_DIRECTIONS FOR THIS TASK:_
Read through the entries below and return each line with the word "Deplasari".

_RECORDED INFORMATION:_
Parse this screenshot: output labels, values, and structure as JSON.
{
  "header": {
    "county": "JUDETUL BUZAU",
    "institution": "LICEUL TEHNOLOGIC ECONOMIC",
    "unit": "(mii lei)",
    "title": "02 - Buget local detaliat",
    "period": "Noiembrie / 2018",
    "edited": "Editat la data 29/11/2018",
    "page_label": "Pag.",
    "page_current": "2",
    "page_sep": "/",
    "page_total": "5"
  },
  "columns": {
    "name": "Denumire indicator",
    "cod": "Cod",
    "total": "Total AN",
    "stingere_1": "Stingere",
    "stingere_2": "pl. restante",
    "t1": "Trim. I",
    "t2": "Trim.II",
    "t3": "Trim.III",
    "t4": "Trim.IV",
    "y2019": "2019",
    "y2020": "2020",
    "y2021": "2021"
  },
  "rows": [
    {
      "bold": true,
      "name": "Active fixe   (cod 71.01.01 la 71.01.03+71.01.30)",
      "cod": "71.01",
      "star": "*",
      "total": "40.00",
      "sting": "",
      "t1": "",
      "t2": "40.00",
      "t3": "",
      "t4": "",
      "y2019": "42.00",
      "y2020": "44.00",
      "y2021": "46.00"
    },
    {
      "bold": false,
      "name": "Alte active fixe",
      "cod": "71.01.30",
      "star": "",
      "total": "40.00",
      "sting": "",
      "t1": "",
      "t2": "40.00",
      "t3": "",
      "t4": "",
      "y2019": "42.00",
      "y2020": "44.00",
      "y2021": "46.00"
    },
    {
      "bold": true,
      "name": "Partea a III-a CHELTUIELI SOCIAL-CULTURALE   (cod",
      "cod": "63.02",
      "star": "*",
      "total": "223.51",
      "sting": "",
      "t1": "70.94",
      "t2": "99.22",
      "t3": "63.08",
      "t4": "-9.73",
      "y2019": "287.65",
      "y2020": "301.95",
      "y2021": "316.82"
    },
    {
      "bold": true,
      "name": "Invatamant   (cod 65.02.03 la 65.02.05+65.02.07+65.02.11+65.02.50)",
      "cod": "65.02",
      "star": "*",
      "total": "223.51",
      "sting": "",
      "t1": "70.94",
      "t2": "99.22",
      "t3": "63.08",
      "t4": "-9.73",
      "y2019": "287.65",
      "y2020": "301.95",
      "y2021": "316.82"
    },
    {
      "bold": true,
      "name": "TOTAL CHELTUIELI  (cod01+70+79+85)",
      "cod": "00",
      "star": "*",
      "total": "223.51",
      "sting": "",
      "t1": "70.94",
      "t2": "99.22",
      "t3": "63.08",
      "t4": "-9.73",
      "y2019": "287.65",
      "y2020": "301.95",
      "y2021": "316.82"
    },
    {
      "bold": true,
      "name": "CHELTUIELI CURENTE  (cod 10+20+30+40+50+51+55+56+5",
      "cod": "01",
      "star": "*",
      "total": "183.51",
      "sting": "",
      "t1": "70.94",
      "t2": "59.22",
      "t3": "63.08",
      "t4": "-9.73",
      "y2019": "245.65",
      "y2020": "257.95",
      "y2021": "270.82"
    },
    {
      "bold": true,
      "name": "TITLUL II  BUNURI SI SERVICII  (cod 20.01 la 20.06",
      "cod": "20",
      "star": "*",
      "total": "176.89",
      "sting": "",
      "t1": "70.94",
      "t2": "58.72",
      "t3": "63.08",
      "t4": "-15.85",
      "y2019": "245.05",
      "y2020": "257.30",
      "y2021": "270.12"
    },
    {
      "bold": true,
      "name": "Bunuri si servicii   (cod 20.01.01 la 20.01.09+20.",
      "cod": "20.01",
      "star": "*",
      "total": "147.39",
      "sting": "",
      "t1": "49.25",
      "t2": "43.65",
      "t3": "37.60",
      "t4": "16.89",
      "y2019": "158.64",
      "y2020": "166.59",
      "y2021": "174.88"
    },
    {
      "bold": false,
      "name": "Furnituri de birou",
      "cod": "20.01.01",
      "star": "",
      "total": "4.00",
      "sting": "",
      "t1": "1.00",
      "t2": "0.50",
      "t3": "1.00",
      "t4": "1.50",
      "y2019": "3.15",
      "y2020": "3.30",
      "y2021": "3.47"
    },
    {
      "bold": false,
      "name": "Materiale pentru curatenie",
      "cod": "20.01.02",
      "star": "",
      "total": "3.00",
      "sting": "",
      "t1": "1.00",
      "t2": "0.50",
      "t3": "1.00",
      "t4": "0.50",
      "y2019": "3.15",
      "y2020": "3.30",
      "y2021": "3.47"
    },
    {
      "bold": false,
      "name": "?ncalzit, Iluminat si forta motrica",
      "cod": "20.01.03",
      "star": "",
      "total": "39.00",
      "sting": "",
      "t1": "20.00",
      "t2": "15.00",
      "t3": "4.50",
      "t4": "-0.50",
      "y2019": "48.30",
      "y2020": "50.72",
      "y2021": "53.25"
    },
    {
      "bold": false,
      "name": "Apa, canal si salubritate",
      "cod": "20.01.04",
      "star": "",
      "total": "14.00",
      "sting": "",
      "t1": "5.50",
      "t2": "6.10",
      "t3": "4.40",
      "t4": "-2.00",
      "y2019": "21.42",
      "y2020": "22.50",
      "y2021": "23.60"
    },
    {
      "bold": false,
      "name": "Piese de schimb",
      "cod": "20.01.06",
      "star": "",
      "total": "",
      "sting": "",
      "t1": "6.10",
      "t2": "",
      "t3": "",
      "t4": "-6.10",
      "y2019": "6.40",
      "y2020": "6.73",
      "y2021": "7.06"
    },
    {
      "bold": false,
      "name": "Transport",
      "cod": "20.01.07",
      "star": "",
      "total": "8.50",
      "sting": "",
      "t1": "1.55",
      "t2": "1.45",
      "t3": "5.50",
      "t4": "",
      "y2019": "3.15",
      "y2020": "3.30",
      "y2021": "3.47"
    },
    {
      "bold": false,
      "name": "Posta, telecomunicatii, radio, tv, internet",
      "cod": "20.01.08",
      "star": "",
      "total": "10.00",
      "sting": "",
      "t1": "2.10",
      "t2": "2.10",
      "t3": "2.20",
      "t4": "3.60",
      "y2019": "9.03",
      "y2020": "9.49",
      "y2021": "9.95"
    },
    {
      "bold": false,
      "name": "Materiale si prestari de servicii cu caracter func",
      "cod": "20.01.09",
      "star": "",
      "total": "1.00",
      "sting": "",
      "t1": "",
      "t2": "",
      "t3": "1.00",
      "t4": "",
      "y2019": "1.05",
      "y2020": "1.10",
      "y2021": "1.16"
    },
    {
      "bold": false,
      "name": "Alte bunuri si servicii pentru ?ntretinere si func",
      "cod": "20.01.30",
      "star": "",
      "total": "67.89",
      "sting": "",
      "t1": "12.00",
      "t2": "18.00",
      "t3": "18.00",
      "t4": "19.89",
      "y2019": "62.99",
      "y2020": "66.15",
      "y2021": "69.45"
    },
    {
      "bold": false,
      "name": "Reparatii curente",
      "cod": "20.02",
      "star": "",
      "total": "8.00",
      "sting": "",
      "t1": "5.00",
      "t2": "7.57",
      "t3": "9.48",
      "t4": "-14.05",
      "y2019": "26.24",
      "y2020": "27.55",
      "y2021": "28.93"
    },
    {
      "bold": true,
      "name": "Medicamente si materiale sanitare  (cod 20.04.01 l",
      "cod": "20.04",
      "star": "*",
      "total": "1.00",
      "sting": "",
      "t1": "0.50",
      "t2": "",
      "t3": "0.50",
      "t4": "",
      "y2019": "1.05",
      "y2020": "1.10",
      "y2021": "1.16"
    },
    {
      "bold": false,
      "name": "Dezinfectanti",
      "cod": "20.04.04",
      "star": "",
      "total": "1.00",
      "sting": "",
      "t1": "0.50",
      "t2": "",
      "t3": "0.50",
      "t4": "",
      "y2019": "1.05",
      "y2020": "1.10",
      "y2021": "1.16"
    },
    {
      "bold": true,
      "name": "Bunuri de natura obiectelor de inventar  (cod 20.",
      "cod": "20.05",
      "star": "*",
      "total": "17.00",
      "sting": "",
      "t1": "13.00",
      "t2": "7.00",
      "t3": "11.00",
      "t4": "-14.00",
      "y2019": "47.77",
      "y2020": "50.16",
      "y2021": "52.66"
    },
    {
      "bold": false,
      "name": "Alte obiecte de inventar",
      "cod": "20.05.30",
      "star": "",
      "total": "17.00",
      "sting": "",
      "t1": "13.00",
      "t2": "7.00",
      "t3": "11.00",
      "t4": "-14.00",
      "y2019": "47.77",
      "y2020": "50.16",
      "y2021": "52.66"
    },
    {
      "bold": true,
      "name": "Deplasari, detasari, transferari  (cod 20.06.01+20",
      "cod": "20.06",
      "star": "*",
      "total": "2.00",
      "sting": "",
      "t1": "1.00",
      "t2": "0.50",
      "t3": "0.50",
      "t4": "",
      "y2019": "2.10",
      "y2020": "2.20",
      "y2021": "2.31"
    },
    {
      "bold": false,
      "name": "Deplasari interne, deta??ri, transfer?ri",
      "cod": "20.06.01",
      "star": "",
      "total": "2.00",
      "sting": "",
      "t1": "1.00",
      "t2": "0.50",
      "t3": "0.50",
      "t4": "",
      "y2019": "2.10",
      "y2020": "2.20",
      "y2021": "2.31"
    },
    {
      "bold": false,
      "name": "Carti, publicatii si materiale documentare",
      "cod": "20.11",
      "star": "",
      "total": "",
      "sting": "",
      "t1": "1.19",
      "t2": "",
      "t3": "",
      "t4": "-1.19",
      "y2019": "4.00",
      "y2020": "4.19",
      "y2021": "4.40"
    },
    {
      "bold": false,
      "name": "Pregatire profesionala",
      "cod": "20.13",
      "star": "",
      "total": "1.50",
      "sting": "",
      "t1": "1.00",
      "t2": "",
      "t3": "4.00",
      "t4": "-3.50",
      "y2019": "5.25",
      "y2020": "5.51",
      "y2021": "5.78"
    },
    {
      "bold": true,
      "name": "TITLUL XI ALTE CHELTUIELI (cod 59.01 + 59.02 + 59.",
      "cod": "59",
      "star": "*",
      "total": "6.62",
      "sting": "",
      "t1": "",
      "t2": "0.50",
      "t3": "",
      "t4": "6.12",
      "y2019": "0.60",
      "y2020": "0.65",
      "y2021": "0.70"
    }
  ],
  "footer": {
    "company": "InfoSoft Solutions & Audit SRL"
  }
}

_THE SOLUTION:_
      "name": "Deplasari, detasari, transferari  (cod 20.06.01+20",
      "name": "Deplasari interne, deta??ri, transfer?ri",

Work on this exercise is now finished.